WHAT TO DO |
Reproduce the material exactly, omitting nothing.

-- Begin AVAILABLE DATA --

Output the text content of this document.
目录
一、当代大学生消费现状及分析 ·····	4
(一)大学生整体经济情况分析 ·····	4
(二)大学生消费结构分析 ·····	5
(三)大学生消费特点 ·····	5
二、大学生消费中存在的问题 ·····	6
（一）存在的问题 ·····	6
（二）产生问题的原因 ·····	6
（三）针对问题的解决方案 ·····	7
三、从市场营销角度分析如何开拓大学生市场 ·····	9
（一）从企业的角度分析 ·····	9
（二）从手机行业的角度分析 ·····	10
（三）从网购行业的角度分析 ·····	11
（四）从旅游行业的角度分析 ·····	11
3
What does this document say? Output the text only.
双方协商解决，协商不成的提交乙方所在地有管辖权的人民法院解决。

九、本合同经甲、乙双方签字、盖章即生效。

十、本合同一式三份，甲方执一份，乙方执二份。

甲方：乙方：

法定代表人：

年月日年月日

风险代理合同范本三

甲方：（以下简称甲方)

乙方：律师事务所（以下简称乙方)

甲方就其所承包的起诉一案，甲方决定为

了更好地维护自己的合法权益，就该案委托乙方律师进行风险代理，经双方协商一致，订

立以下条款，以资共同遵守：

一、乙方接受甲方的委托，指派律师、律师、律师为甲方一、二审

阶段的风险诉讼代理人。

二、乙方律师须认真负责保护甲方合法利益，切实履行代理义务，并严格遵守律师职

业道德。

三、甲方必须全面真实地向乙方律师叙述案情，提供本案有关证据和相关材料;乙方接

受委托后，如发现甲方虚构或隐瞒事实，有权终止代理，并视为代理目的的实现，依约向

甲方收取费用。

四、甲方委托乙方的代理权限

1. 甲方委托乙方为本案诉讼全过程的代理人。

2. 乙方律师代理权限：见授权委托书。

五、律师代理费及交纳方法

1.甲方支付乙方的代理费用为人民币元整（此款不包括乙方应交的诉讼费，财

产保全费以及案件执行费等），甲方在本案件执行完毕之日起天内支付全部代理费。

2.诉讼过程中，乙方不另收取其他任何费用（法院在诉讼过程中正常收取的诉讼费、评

-- End AVAILABLE DATA --

TASK ANSWER |
Output the text content of this document.
目录
一、当代大学生消费现状及分析 ·····	4
(一)大学生整体经济情况分析 ·····	4
(二)大学生消费结构分析 ·····	5
(三)大学生消费特点 ·····	5
二、大学生消费中存在的问题 ·····	6
（一）存在的问题 ·····	6
（二）产生问题的原因 ·····	6
（三）针对问题的解决方案 ·····	7
三、从市场营销角度分析如何开拓大学生市场 ·····	9
（一）从企业的角度分析 ·····	9
（二）从手机行业的角度分析 ·····	10
（三）从网购行业的角度分析 ·····	11
（四）从旅游行业的角度分析 ·····	11
3
What does this document say? Output the text only.
双方协商解决，协商不成的提交乙方所在地有管辖权的人民法院解决。

九、本合同经甲、乙双方签字、盖章即生效。

十、本合同一式三份，甲方执一份，乙方执二份。

甲方：乙方：

法定代表人：

年月日年月日

风险代理合同范本三

甲方：（以下简称甲方)

乙方：律师事务所（以下简称乙方)

甲方就其所承包的起诉一案，甲方决定为

了更好地维护自己的合法权益，就该案委托乙方律师进行风险代理，经双方协商一致，订

立以下条款，以资共同遵守：

一、乙方接受甲方的委托，指派律师、律师、律师为甲方一、二审

阶段的风险诉讼代理人。

二、乙方律师须认真负责保护甲方合法利益，切实履行代理义务，并严格遵守律师职

业道德。

三、甲方必须全面真实地向乙方律师叙述案情，提供本案有关证据和相关材料;乙方接

受委托后，如发现甲方虚构或隐瞒事实，有权终止代理，并视为代理目的的实现，依约向

甲方收取费用。

四、甲方委托乙方的代理权限

1. 甲方委托乙方为本案诉讼全过程的代理人。

2. 乙方律师代理权限：见授权委托书。

五、律师代理费及交纳方法

1.甲方支付乙方的代理费用为人民币元整（此款不包括乙方应交的诉讼费，财

产保全费以及案件执行费等），甲方在本案件执行完毕之日起天内支付全部代理费。

2.诉讼过程中，乙方不另收取其他任何费用（法院在诉讼过程中正常收取的诉讼费、评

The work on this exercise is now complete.